* Exercise instructions *
Say how many lines of these entries include the word "caption", and answer with the number alone.

* Working data *
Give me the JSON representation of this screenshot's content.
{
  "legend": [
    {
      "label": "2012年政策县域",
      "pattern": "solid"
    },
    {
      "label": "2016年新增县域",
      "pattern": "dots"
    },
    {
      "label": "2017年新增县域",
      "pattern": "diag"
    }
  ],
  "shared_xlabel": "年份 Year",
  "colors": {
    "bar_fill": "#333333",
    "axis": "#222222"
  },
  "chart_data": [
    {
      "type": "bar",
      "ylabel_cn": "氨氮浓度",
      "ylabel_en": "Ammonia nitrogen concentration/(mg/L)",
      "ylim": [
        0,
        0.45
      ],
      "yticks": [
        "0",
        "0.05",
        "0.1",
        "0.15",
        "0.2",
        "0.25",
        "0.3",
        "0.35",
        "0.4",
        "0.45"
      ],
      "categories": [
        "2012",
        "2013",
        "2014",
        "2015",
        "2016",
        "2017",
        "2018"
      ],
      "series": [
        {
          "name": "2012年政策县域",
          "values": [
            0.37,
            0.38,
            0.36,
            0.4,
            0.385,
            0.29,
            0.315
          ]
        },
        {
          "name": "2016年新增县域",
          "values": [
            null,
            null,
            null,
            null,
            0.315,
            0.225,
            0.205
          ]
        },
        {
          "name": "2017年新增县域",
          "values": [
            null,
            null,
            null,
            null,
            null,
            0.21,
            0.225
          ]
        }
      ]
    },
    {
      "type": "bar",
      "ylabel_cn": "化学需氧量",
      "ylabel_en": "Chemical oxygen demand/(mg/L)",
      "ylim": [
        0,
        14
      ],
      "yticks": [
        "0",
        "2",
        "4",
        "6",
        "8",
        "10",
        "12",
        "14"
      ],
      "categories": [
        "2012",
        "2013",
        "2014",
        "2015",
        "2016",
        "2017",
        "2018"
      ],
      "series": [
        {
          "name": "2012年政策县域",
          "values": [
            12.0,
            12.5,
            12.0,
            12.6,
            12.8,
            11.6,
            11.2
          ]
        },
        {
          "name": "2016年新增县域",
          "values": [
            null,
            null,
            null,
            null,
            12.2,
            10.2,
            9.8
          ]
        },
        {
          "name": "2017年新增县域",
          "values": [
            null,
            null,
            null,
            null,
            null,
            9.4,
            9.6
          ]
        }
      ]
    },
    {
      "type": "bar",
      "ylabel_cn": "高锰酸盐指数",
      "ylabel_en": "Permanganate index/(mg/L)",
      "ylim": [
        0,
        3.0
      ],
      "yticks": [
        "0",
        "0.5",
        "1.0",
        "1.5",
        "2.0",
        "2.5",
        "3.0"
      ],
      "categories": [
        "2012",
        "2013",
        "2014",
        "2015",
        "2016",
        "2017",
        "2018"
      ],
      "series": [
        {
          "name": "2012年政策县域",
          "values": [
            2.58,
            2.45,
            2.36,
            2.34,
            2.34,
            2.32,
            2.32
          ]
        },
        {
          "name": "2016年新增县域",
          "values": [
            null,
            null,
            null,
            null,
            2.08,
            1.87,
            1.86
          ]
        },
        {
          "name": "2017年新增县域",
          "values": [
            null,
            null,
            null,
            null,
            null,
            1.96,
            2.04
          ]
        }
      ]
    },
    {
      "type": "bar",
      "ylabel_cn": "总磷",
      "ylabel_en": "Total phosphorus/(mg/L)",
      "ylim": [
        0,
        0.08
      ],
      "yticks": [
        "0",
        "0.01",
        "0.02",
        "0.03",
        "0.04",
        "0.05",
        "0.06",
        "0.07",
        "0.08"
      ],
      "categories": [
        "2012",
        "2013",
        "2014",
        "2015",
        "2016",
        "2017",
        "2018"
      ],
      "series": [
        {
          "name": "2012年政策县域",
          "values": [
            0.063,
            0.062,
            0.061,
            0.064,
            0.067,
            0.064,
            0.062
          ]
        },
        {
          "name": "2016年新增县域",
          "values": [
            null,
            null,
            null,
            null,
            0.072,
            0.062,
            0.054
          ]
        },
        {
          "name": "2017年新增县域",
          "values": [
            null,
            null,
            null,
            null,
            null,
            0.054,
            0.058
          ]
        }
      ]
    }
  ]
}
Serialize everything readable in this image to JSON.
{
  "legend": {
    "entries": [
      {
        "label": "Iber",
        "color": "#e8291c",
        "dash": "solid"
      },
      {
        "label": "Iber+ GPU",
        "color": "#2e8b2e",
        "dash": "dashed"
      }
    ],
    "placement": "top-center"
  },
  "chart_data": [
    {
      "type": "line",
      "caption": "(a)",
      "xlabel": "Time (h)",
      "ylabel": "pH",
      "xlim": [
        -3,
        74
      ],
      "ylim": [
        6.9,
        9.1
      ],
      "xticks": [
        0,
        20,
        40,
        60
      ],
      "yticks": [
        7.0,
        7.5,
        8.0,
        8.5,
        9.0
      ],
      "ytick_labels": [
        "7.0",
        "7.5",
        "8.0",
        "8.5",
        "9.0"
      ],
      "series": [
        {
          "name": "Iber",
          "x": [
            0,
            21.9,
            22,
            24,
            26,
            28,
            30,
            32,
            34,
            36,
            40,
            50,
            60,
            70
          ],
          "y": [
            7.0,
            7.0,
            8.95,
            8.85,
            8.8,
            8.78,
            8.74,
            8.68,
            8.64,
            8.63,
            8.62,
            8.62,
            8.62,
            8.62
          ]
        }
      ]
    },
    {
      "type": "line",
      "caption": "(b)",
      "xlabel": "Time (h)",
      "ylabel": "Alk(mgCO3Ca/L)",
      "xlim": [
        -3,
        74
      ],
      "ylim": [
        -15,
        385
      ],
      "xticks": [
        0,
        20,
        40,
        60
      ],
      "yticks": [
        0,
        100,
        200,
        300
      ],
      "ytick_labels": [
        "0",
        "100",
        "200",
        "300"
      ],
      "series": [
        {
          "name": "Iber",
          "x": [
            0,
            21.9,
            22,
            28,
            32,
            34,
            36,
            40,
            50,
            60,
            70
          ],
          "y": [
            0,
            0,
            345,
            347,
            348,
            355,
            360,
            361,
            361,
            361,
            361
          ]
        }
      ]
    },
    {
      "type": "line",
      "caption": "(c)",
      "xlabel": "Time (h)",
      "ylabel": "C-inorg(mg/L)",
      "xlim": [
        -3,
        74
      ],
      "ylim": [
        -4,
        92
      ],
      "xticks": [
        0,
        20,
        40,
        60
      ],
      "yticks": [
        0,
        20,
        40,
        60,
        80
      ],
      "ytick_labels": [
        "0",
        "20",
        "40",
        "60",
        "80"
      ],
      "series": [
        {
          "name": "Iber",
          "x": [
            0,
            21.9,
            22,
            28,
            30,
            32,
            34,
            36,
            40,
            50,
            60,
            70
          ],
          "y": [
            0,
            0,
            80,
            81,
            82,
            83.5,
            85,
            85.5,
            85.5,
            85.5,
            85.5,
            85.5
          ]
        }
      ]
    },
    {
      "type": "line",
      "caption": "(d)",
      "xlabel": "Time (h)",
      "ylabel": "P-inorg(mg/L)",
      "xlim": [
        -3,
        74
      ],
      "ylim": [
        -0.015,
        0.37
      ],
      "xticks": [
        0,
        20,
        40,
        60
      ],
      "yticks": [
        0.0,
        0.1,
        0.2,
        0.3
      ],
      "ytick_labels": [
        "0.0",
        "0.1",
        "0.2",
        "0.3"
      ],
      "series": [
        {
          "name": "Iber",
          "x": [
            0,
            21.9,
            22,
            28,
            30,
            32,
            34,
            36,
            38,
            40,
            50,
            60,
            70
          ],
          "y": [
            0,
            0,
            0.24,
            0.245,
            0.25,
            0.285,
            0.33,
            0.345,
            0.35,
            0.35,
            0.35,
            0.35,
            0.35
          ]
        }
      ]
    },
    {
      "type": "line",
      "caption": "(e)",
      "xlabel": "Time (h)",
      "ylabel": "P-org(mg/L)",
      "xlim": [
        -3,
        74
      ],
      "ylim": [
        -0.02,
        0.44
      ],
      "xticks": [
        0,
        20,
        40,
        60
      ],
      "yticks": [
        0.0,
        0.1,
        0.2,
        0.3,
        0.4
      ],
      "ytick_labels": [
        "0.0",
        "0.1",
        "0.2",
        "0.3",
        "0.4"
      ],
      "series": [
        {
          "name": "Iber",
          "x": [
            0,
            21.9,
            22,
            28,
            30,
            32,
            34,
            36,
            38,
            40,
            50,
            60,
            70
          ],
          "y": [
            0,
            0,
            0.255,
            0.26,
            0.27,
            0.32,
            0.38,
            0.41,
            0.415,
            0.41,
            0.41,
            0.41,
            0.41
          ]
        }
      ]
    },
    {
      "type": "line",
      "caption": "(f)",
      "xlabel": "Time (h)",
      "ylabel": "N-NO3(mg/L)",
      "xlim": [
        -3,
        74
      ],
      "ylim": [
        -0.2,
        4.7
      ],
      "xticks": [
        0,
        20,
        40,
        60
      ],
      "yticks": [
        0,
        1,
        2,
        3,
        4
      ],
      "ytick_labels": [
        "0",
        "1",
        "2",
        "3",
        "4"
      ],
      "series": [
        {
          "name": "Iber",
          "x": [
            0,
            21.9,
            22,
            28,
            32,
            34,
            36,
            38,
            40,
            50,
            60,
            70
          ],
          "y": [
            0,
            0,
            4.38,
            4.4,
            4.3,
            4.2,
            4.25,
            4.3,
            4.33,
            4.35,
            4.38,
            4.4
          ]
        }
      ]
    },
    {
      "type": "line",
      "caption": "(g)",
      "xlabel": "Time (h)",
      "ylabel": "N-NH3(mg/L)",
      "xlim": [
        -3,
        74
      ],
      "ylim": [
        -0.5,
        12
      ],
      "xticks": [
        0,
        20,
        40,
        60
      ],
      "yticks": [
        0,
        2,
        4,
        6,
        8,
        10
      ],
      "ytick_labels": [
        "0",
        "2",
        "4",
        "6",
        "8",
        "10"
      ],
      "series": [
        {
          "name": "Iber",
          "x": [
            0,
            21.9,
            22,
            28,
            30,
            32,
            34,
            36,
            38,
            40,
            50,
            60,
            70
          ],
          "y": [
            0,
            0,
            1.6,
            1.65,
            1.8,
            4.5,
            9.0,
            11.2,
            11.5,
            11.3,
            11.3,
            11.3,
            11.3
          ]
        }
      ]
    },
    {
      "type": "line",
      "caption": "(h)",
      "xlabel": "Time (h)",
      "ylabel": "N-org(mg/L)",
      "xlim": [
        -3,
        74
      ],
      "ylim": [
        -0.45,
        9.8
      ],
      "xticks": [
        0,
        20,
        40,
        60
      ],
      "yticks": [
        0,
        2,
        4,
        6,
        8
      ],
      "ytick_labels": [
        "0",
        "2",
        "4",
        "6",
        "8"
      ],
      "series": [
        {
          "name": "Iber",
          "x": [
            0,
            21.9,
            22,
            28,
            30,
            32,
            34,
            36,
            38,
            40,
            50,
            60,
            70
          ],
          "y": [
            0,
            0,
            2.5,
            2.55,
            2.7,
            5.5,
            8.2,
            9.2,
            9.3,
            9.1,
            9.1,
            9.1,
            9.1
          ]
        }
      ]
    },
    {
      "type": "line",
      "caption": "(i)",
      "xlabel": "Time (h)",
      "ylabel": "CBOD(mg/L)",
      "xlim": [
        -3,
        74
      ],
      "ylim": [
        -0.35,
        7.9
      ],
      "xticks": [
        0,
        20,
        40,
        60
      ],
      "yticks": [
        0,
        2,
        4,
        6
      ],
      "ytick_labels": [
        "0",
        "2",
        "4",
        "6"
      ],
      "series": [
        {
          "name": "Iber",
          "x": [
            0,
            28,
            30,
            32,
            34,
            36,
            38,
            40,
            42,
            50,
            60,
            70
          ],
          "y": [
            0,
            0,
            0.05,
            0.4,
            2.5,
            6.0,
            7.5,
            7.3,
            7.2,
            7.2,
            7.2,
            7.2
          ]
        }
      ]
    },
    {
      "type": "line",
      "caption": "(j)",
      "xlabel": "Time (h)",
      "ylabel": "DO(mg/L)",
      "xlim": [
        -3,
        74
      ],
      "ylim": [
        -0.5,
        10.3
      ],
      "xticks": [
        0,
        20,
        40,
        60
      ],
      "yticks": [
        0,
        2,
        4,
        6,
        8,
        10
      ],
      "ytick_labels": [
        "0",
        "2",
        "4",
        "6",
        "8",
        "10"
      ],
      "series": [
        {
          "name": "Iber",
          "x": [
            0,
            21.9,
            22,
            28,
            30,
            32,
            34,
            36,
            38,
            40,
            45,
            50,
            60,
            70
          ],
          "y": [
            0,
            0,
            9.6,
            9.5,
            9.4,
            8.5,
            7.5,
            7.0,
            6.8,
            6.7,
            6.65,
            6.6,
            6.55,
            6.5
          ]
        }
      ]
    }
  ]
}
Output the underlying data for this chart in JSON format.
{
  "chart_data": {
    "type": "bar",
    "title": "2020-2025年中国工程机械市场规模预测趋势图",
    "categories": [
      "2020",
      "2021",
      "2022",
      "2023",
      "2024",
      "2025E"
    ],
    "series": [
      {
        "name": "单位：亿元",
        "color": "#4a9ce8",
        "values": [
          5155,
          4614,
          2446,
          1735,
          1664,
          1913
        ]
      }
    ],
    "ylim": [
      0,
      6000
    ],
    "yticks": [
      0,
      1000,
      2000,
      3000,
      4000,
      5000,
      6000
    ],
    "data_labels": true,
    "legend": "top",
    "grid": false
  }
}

* Problem solution *
10